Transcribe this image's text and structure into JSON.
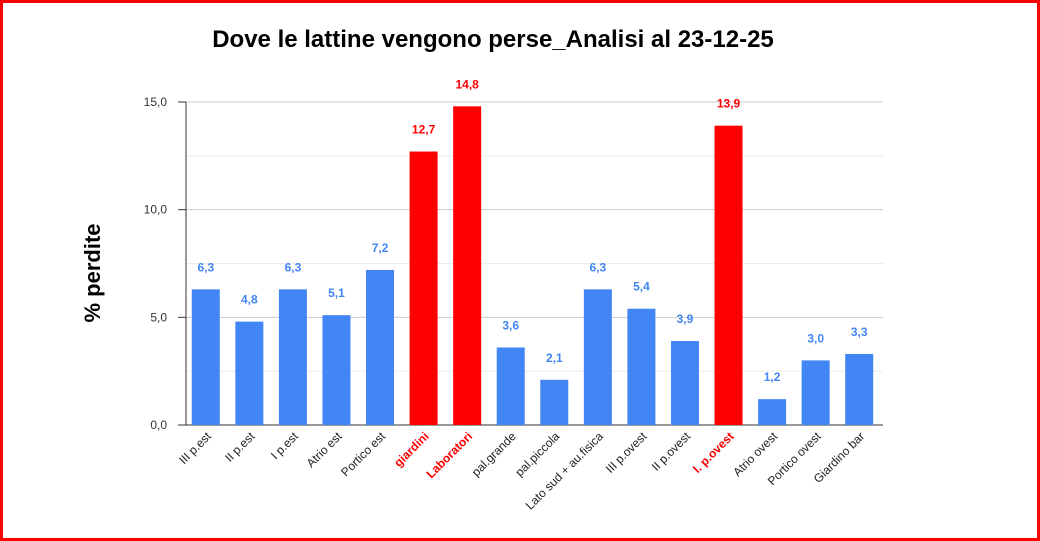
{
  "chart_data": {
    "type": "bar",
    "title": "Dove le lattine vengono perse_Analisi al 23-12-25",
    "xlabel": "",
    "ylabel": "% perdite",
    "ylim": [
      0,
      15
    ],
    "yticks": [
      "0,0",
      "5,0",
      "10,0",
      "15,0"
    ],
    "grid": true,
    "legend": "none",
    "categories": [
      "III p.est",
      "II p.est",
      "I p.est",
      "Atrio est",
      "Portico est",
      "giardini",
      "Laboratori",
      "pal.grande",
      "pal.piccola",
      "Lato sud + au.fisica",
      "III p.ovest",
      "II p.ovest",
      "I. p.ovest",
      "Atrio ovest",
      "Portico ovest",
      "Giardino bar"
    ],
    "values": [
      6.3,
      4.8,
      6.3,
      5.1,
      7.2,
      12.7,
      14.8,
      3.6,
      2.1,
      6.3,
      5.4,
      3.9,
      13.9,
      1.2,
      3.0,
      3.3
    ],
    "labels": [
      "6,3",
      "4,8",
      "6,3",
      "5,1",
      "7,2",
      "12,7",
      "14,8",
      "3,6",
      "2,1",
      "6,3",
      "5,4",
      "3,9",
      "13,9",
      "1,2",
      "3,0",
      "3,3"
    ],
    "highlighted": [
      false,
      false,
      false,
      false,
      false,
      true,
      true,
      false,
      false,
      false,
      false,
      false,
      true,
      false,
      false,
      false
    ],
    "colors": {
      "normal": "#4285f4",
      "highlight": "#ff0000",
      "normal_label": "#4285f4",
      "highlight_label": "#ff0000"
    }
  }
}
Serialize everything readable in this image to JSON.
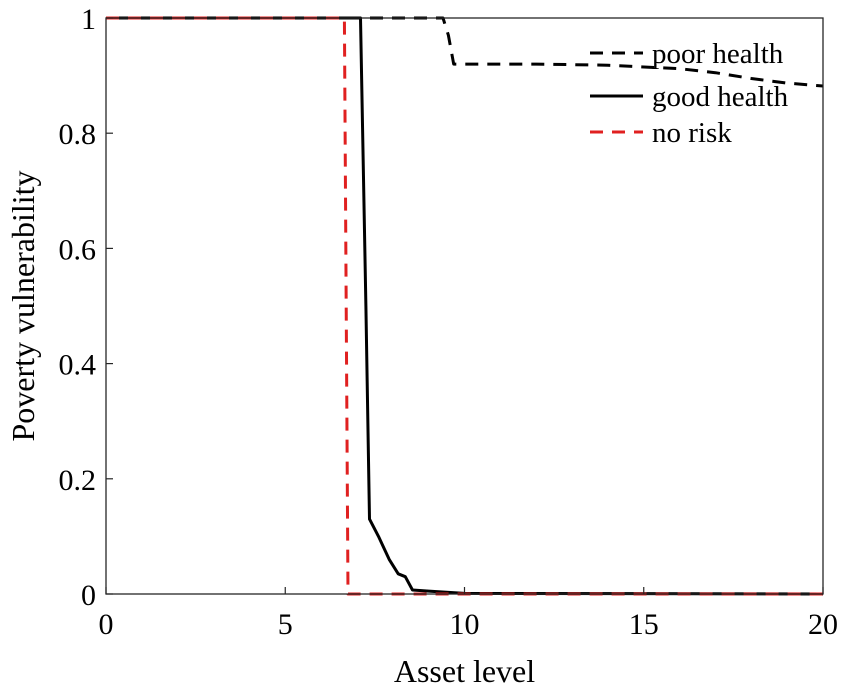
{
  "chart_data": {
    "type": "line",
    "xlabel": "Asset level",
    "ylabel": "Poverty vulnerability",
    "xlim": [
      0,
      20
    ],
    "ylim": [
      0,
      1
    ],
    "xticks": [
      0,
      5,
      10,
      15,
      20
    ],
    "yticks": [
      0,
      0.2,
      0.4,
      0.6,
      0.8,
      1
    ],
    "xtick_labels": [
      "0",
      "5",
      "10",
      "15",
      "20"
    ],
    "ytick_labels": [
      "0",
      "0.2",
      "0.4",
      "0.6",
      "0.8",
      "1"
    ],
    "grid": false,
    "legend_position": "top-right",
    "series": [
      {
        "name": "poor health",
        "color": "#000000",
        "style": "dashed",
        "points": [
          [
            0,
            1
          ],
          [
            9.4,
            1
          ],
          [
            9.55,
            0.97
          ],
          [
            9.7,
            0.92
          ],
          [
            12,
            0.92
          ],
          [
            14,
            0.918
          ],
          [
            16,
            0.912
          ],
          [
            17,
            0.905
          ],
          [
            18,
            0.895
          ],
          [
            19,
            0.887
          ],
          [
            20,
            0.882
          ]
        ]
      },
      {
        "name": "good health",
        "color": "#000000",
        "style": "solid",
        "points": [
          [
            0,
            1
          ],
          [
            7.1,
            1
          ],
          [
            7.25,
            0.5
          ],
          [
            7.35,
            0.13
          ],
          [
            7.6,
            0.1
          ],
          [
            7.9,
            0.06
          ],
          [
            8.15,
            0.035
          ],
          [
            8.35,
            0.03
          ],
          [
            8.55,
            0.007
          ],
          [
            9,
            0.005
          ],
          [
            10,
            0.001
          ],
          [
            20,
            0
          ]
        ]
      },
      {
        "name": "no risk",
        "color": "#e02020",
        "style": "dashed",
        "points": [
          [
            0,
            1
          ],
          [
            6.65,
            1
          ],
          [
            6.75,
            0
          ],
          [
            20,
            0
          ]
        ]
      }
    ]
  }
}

+---+

## STATED GOAL
Check each line above for the word "ylabel", and copy the lines where it appears.

## RESPONSE
    "ylabel": "% perdite",
    "ylabel": "Poverty vulnerability",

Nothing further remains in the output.